* [Aim of the task]:
Find every line in the records below that holds the word "true", and copy it out.

* [Information provided]:

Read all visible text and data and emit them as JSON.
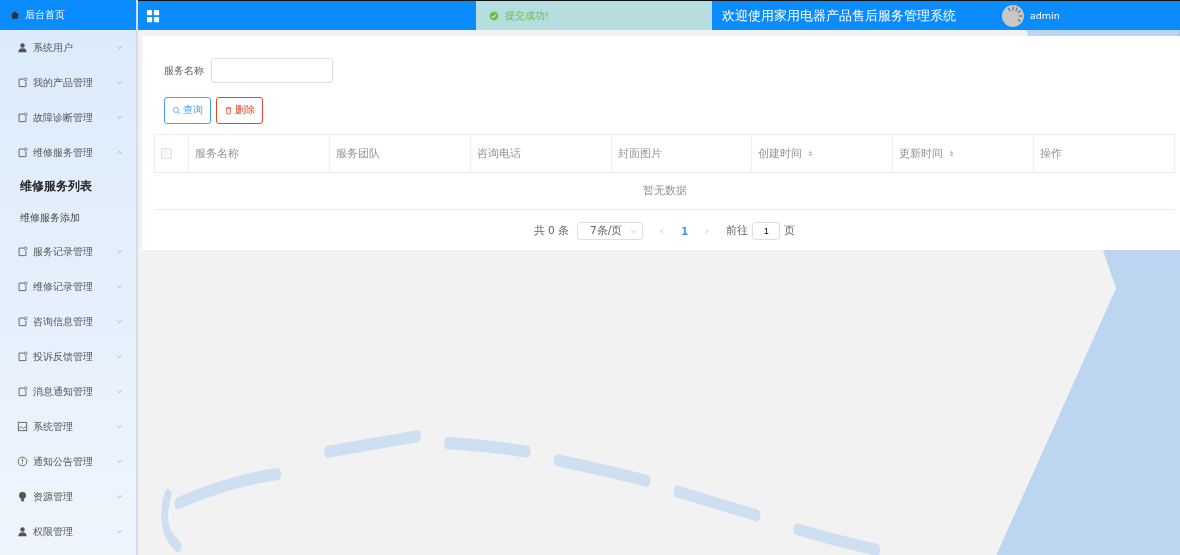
{
  "sidebar": {
    "home": {
      "label": "后台首页"
    },
    "items": [
      {
        "label": "系统用户",
        "kind": "person",
        "expanded": false
      },
      {
        "label": "我的产品管理",
        "kind": "doc",
        "expanded": false
      },
      {
        "label": "故障诊断管理",
        "kind": "doc",
        "expanded": false
      },
      {
        "label": "维修服务管理",
        "kind": "doc",
        "expanded": true,
        "children": [
          {
            "label": "维修服务列表",
            "selected": true
          },
          {
            "label": "维修服务添加",
            "selected": false
          }
        ]
      },
      {
        "label": "服务记录管理",
        "kind": "doc",
        "expanded": false
      },
      {
        "label": "维修记录管理",
        "kind": "doc",
        "expanded": false
      },
      {
        "label": "咨询信息管理",
        "kind": "doc",
        "expanded": false
      },
      {
        "label": "投诉反馈管理",
        "kind": "doc",
        "expanded": false
      },
      {
        "label": "消息通知管理",
        "kind": "doc",
        "expanded": false
      },
      {
        "label": "系统管理",
        "kind": "image",
        "expanded": false
      },
      {
        "label": "通知公告管理",
        "kind": "info",
        "expanded": false
      },
      {
        "label": "资源管理",
        "kind": "bulb",
        "expanded": false
      },
      {
        "label": "权限管理",
        "kind": "person",
        "expanded": false
      }
    ]
  },
  "topbar": {
    "title": "欢迎使用家用电器产品售后服务管理系统",
    "user": "admin"
  },
  "toast": {
    "kind": "success",
    "text": "提交成功!"
  },
  "search": {
    "label": "服务名称"
  },
  "buttons": [
    {
      "label": "查询",
      "kind": "query"
    },
    {
      "label": "删除",
      "kind": "delete"
    }
  ],
  "table": {
    "select_all": {
      "checked": false
    },
    "columns": [
      {
        "label": "服务名称",
        "sortable": false
      },
      {
        "label": "服务团队",
        "sortable": false
      },
      {
        "label": "咨询电话",
        "sortable": false
      },
      {
        "label": "封面图片",
        "sortable": false
      },
      {
        "label": "创建时间",
        "sortable": true
      },
      {
        "label": "更新时间",
        "sortable": true
      },
      {
        "label": "操作",
        "sortable": false
      }
    ],
    "empty_text": "暂无数据"
  },
  "pagination": {
    "total": "共 0 条",
    "page_size": "7条/页",
    "pages": [
      {
        "label": "1",
        "selected": true
      }
    ],
    "goto_label": "前往",
    "goto_value": "1",
    "goto_suffix": "页"
  }
}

* [Output for this task]:
        "expanded": true,
            "selected": true
        "sortable": true
        "sortable": true
        "selected": true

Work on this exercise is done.